━━ Task inputs ━━

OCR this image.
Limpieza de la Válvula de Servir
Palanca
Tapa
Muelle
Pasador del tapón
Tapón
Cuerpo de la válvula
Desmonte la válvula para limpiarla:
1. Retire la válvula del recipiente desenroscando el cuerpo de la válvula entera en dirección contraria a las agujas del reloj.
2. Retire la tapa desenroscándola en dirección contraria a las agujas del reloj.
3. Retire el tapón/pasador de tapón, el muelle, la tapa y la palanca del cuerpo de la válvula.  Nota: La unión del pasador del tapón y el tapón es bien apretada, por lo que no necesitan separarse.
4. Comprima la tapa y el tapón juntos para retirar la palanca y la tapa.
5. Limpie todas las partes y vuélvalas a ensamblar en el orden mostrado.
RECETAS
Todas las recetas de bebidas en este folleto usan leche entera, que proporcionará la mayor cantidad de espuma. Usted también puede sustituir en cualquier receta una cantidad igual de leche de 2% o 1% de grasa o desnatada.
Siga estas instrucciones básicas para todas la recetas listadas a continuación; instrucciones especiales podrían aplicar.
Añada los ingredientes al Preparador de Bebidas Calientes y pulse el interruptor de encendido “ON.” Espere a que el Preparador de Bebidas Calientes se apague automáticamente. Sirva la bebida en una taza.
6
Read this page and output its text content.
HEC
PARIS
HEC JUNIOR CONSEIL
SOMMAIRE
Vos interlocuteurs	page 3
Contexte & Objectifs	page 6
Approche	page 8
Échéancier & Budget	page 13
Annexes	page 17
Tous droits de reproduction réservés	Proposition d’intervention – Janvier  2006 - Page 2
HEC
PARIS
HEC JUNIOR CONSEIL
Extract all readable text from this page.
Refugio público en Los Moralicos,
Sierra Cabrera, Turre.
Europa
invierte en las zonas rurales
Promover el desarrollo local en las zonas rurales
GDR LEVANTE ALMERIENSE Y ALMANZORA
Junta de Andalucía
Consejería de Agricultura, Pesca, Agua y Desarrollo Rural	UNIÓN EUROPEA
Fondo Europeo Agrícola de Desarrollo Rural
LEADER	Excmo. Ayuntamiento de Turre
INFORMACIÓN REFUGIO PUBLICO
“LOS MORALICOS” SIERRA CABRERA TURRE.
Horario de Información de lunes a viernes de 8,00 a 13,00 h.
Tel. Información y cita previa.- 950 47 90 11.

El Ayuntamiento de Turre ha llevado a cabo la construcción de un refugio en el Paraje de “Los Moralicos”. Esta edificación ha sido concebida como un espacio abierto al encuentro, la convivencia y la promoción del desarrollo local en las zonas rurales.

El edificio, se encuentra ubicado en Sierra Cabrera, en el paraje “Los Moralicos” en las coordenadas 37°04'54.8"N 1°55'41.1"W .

━━━

Everything in the listing above should be restated exactly.

Correct response ->
OCR this image.
Limpieza de la Válvula de Servir
Palanca
Tapa
Muelle
Pasador del tapón
Tapón
Cuerpo de la válvula
Desmonte la válvula para limpiarla:
1. Retire la válvula del recipiente desenroscando el cuerpo de la válvula entera en dirección contraria a las agujas del reloj.
2. Retire la tapa desenroscándola en dirección contraria a las agujas del reloj.
3. Retire el tapón/pasador de tapón, el muelle, la tapa y la palanca del cuerpo de la válvula.  Nota: La unión del pasador del tapón y el tapón es bien apretada, por lo que no necesitan separarse.
4. Comprima la tapa y el tapón juntos para retirar la palanca y la tapa.
5. Limpie todas las partes y vuélvalas a ensamblar en el orden mostrado.
RECETAS
Todas las recetas de bebidas en este folleto usan leche entera, que proporcionará la mayor cantidad de espuma. Usted también puede sustituir en cualquier receta una cantidad igual de leche de 2% o 1% de grasa o desnatada.
Siga estas instrucciones básicas para todas la recetas listadas a continuación; instrucciones especiales podrían aplicar.
Añada los ingredientes al Preparador de Bebidas Calientes y pulse el interruptor de encendido “ON.” Espere a que el Preparador de Bebidas Calientes se apague automáticamente. Sirva la bebida en una taza.
6
Read this page and output its text content.
HEC
PARIS
HEC JUNIOR CONSEIL
SOMMAIRE
Vos interlocuteurs	page 3
Contexte & Objectifs	page 6
Approche	page 8
Échéancier & Budget	page 13
Annexes	page 17
Tous droits de reproduction réservés	Proposition d’intervention – Janvier  2006 - Page 2
HEC
PARIS
HEC JUNIOR CONSEIL
Extract all readable text from this page.
Refugio público en Los Moralicos,
Sierra Cabrera, Turre.
Europa
invierte en las zonas rurales
Promover el desarrollo local en las zonas rurales
GDR LEVANTE ALMERIENSE Y ALMANZORA
Junta de Andalucía
Consejería de Agricultura, Pesca, Agua y Desarrollo Rural	UNIÓN EUROPEA
Fondo Europeo Agrícola de Desarrollo Rural
LEADER	Excmo. Ayuntamiento de Turre
INFORMACIÓN REFUGIO PUBLICO
“LOS MORALICOS” SIERRA CABRERA TURRE.
Horario de Información de lunes a viernes de 8,00 a 13,00 h.
Tel. Información y cita previa.- 950 47 90 11.

El Ayuntamiento de Turre ha llevado a cabo la construcción de un refugio en el Paraje de “Los Moralicos”. Esta edificación ha sido concebida como un espacio abierto al encuentro, la convivencia y la promoción del desarrollo local en las zonas rurales.

El edificio, se encuentra ubicado en Sierra Cabrera, en el paraje “Los Moralicos” en las coordenadas 37°04'54.8"N 1°55'41.1"W .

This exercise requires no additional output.